> **Exercise objective**
List each line of the data that holds the string "chấp", please.

> **Dataset records**
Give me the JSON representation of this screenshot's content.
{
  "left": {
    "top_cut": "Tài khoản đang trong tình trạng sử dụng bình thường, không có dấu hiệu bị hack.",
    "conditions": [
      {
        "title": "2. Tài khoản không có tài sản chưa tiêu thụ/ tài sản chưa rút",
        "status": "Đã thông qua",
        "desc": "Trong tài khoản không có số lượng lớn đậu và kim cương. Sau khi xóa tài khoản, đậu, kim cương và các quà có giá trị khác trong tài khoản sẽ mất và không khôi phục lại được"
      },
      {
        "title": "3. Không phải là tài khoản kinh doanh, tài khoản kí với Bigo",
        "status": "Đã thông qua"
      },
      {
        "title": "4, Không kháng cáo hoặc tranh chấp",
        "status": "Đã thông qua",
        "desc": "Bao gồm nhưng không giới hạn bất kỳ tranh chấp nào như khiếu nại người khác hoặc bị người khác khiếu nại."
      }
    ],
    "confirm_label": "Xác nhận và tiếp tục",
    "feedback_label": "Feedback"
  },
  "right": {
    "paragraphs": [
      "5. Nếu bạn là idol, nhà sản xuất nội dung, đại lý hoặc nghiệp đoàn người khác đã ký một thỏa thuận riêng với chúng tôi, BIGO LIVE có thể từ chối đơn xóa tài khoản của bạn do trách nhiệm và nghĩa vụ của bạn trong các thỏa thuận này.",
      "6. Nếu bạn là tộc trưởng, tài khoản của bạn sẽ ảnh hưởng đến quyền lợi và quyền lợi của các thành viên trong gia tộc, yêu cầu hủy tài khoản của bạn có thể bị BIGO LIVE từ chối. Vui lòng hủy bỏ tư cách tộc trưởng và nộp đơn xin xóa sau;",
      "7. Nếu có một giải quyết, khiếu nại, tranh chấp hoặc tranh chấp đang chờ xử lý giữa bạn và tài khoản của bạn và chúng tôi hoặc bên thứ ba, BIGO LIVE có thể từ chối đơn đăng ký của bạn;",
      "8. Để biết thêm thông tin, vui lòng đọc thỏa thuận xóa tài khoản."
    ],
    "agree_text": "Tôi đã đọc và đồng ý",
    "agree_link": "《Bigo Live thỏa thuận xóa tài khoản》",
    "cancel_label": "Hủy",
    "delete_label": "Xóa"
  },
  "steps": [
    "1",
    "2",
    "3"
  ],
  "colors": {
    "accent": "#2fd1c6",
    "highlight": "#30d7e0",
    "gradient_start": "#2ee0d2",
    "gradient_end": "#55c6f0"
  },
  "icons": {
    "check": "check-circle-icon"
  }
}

> **Written reply**
        "title": "4, Không kháng cáo hoặc tranh chấp",
        "desc": "Bao gồm nhưng không giới hạn bất kỳ tranh chấp nào như khiếu nại người khác hoặc bị người khác khiếu nại."
      "7. Nếu có một giải quyết, khiếu nại, tranh chấp hoặc tranh chấp đang chờ xử lý giữa bạn và tài khoản của bạn và chúng tôi hoặc bên thứ ba, BIGO LIVE có thể từ chối đơn đăng ký của bạn;",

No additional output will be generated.